The first rule of thumb in networking is figuring out how to engage someone. It is not to share with them everything that you know or better yet, you want them to know about you. Many times we get wrapped up in this because we feel that it is what is expected of us. Additionally we want to do this as quickly as possible because we think that we may not have the opportunity again with that person. Well, that could be true simply because we don’t create the right future opportunities.

Networking is initially about engaging someone in a conversation that leads to future conversations. So, why do you want to share everything about you or that you know in five minutes or less? You are not at a business pitch contest.

I can’t tell you how many people have walked up to me and given me what I call the “My Everything Speech”, that goes something like this…

Networker: “Hi (they never acknowledge my name).”

Networker: I am (insert name).”

Networker: “I am a/the (insert title, role, etc.).”

Networker: “I do (they tell me about their job, company, function or business).”

Networker: “I am so excited to be here because (insignificant reasons shared).”

Networker: “So tell me about you (now it is my turn, I get to talk).”

Francine: “Well, I’m Francine Parham (I also talk. I usually say nothing of substance either. Remember you introduced yourself to me. Right now, I am really wondering why we are talking.)…”

Networker: “Oh, your (insert whatever I mentioned) sounds great.” “Tell me more.” “So, can I help you with anything?”

Francine: “Nothing that I can think of, but thank you for asking.” (I’m thinking to myself, I don’t even know you and we’ve just met each other for the first time. I’m just trying to figure you out.)

Many of you may be thinking that I am over simplifying this, but I am not. This type of dialog occurs way too many times. This is because we just haven’t thought through how we want to engage someone to actually help us before we talk to them. More importantly, we haven’t really thought beforehand what we want to achieve (i.e. our goals) prior to even having any type of conversation. Also we haven’t usually thought of what we actually could offer that is of value to someone else. So, taking a few moments before you go to your next networking event, whether within your company; at professional networking event outside your company; or at a conference with hundreds, is a good idea.

= = = = =

_Task description_
Duplicate the passage of the networking text starting with "The first rule" and going on through "right future opportunities.".

= = = = =

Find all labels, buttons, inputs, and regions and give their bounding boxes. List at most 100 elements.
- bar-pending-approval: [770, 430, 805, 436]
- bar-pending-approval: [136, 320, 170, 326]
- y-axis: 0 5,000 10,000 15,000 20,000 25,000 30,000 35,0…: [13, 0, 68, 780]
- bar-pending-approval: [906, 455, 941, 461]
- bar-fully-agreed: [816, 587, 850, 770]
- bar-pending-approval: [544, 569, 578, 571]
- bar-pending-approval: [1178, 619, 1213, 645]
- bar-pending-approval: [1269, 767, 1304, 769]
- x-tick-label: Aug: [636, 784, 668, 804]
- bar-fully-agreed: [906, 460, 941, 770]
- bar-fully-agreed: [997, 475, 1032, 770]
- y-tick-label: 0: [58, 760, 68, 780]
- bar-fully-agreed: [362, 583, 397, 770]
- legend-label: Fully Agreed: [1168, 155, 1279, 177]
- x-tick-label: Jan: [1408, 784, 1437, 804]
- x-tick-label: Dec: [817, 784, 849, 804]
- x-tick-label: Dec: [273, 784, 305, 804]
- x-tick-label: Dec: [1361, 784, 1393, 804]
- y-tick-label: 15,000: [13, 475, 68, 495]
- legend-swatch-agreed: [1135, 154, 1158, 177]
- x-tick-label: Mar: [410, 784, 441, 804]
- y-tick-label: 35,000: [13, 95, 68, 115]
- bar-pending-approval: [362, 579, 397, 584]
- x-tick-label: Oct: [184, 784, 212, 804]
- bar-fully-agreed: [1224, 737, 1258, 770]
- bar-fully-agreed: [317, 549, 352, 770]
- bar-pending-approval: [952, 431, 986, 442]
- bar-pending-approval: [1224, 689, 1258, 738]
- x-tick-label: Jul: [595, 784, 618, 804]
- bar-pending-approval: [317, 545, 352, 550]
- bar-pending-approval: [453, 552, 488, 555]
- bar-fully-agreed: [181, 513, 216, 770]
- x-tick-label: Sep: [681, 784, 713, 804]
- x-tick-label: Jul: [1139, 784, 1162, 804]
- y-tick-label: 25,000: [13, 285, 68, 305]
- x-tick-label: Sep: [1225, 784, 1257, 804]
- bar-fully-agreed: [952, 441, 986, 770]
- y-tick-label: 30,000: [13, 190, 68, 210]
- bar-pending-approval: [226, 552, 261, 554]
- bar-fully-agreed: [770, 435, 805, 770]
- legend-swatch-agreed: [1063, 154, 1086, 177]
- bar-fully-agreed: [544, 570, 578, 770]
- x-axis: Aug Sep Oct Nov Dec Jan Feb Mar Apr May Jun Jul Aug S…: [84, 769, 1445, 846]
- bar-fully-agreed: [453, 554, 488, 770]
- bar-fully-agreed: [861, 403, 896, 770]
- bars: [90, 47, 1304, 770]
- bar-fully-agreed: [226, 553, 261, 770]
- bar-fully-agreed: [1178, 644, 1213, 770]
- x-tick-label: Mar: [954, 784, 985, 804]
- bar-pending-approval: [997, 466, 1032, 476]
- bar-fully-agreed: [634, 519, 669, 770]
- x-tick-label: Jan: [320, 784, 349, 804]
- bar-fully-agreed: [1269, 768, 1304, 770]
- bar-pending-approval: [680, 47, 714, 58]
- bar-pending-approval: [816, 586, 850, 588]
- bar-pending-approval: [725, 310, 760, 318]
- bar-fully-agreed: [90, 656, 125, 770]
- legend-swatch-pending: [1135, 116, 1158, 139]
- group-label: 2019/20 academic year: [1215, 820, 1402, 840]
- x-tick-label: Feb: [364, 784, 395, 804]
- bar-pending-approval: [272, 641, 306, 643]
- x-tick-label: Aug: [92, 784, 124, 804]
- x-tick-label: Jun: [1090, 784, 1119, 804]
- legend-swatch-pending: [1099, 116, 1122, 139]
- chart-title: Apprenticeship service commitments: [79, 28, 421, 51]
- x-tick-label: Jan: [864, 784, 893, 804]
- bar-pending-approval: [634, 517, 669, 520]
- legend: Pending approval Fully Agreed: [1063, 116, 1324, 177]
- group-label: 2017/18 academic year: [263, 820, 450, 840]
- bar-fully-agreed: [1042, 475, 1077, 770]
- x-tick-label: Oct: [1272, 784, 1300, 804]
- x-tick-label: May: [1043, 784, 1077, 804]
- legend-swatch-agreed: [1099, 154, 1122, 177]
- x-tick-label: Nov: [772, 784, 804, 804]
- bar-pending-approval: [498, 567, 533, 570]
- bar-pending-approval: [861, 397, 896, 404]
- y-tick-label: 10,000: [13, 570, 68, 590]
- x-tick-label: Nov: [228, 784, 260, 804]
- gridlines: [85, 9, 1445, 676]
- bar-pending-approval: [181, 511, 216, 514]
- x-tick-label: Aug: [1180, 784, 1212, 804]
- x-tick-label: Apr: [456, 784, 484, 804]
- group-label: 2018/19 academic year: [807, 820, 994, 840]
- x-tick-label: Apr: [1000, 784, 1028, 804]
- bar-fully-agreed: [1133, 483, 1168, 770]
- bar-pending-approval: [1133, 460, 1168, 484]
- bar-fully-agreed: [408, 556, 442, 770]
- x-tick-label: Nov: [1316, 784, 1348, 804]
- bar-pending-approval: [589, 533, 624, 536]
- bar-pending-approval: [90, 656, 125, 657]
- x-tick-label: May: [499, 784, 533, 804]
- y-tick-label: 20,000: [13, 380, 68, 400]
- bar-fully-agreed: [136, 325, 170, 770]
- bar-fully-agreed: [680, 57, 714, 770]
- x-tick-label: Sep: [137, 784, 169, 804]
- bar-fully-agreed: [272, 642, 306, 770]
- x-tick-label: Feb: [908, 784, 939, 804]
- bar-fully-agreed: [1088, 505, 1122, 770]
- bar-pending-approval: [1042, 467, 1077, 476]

= = = = =

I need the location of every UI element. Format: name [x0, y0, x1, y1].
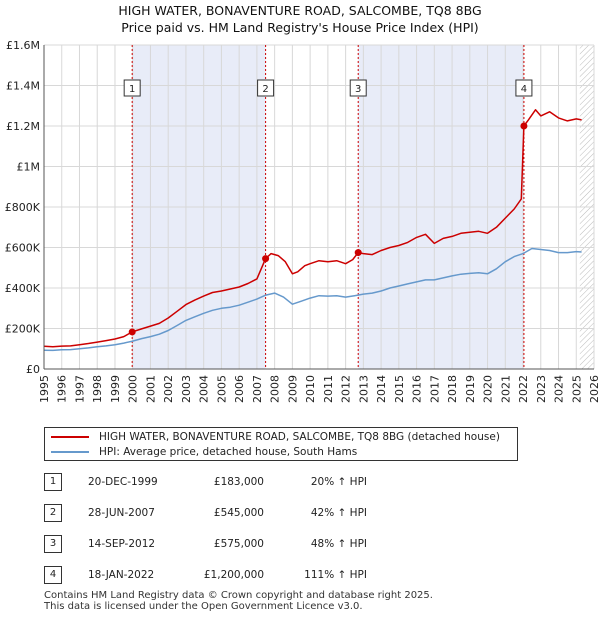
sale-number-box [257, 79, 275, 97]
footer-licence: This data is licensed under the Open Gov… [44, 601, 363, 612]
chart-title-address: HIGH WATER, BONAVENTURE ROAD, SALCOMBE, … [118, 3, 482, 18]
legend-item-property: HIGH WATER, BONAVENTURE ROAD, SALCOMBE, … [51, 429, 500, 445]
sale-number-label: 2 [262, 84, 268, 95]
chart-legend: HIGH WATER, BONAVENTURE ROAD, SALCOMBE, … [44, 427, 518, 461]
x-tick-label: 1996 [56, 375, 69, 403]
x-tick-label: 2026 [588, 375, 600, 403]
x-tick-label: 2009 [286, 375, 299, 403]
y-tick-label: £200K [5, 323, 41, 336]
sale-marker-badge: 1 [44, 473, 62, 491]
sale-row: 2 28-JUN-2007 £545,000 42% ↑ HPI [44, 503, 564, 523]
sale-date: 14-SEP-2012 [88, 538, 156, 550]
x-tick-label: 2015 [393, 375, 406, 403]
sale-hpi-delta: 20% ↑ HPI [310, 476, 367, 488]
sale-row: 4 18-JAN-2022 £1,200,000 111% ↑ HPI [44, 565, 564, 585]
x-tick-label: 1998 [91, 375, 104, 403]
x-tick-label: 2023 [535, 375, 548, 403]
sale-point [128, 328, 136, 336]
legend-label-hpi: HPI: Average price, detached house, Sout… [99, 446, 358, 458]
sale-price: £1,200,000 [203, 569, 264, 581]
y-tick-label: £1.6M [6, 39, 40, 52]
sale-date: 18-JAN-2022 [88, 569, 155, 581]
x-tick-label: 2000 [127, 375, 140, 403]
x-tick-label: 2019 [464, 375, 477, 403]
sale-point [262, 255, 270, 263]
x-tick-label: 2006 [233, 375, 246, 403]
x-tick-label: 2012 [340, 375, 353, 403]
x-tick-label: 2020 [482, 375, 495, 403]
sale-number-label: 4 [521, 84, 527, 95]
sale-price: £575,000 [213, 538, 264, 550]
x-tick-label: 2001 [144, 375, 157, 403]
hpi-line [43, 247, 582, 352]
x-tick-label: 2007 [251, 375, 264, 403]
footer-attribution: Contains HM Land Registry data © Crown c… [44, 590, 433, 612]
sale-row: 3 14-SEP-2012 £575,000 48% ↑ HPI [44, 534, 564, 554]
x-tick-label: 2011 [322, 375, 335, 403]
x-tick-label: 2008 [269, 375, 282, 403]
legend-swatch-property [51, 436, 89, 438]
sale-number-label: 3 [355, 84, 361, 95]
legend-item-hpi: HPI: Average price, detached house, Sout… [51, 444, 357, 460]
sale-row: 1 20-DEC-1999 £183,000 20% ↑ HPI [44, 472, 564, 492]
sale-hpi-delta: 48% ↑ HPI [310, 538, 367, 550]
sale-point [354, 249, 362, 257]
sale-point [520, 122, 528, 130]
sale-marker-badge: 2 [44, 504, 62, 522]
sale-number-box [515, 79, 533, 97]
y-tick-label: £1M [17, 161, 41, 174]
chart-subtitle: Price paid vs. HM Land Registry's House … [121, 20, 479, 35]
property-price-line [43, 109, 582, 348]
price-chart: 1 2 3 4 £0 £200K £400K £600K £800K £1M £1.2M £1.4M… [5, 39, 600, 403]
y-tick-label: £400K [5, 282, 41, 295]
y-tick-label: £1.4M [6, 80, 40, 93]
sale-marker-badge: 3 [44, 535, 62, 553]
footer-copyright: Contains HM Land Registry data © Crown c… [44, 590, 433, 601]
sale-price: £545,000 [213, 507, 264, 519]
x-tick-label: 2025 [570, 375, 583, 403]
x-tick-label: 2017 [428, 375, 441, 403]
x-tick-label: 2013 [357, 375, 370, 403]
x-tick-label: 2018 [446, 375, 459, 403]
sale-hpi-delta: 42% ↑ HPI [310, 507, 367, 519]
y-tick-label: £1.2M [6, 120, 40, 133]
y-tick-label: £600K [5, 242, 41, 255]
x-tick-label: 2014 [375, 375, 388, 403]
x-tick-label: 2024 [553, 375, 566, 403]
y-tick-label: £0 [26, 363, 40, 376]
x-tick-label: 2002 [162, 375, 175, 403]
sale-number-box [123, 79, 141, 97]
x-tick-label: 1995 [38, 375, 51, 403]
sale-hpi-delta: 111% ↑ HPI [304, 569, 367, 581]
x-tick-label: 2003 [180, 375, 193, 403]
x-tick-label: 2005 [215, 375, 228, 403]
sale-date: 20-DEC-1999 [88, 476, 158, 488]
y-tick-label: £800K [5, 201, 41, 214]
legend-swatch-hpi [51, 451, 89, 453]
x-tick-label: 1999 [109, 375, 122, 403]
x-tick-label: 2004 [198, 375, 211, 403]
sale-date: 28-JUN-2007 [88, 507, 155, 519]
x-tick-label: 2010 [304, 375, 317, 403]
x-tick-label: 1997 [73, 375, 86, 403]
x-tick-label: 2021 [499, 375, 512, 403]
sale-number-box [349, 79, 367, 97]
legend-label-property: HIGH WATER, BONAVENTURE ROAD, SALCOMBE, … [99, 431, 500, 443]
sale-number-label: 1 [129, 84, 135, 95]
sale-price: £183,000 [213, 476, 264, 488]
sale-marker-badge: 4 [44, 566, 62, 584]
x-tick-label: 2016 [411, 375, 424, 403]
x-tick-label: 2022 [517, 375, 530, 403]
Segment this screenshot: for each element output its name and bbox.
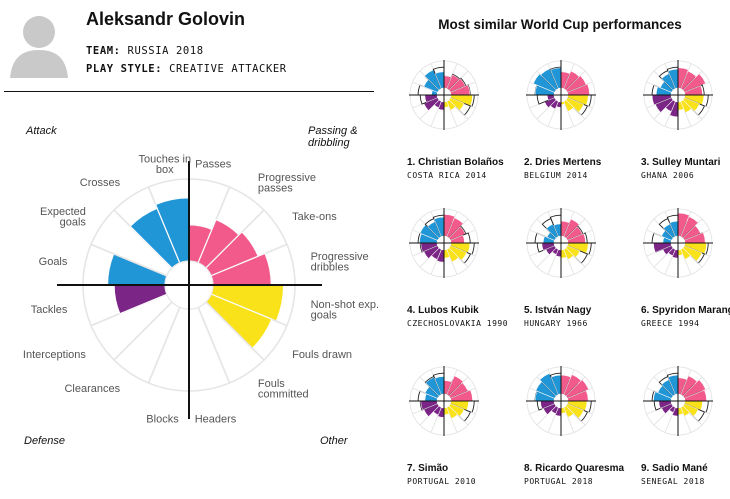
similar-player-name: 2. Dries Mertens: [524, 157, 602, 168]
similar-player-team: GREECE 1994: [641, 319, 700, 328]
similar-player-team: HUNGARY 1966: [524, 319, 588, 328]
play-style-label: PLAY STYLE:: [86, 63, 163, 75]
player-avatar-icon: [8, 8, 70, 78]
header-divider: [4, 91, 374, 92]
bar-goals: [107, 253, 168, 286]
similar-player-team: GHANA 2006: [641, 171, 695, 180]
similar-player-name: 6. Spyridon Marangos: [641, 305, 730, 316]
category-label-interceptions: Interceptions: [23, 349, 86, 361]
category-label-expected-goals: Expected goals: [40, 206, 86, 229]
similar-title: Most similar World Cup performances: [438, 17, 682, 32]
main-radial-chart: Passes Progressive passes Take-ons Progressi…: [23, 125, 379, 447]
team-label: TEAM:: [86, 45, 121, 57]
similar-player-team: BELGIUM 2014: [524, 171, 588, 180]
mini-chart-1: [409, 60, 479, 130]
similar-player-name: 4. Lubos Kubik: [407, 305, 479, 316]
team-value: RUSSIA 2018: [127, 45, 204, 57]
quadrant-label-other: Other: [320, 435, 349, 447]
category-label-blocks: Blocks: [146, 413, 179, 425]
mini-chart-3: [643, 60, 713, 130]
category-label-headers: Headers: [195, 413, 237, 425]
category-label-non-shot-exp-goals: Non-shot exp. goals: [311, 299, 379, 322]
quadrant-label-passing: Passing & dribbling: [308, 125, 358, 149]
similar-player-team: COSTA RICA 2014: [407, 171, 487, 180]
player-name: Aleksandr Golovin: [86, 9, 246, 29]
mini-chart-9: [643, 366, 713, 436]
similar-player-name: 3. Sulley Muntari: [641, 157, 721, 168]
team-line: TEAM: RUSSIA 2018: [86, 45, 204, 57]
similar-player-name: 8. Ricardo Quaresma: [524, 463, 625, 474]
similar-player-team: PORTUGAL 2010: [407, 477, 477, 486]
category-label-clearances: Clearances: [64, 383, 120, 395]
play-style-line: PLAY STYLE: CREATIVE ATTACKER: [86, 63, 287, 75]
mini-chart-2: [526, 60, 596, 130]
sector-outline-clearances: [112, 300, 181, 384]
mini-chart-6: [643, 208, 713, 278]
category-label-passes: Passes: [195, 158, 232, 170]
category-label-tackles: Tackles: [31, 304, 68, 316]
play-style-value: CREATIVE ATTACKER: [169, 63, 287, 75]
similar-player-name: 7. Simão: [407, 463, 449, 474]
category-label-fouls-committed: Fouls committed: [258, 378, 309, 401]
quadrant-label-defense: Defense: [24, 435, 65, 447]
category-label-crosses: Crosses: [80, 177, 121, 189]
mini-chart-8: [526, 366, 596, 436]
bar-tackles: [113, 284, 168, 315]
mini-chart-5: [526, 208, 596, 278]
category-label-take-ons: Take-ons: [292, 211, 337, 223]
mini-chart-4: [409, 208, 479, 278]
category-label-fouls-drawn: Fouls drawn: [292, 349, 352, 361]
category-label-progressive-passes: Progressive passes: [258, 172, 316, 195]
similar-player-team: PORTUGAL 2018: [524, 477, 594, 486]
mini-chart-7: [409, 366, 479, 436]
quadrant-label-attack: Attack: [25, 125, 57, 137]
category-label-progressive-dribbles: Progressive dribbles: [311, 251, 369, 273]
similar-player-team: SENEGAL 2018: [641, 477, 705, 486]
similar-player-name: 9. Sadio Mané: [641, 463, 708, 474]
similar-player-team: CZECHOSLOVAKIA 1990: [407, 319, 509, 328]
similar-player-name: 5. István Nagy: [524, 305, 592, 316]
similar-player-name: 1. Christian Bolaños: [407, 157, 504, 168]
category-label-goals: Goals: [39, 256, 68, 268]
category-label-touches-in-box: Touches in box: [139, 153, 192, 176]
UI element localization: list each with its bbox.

= = = = =

_Result of this exercise_
The first rule of thumb in networking is figuring out how to engage someone. It is not to share with them everything that you know or better yet, you want them to know about you. Many times we get wrapped up in this because we feel that it is what is expected of us. Additionally we want to do this as quickly as possible because we think that we may not have the opportunity again with that person. Well, that could be true simply because we don’t create the right future opportunities.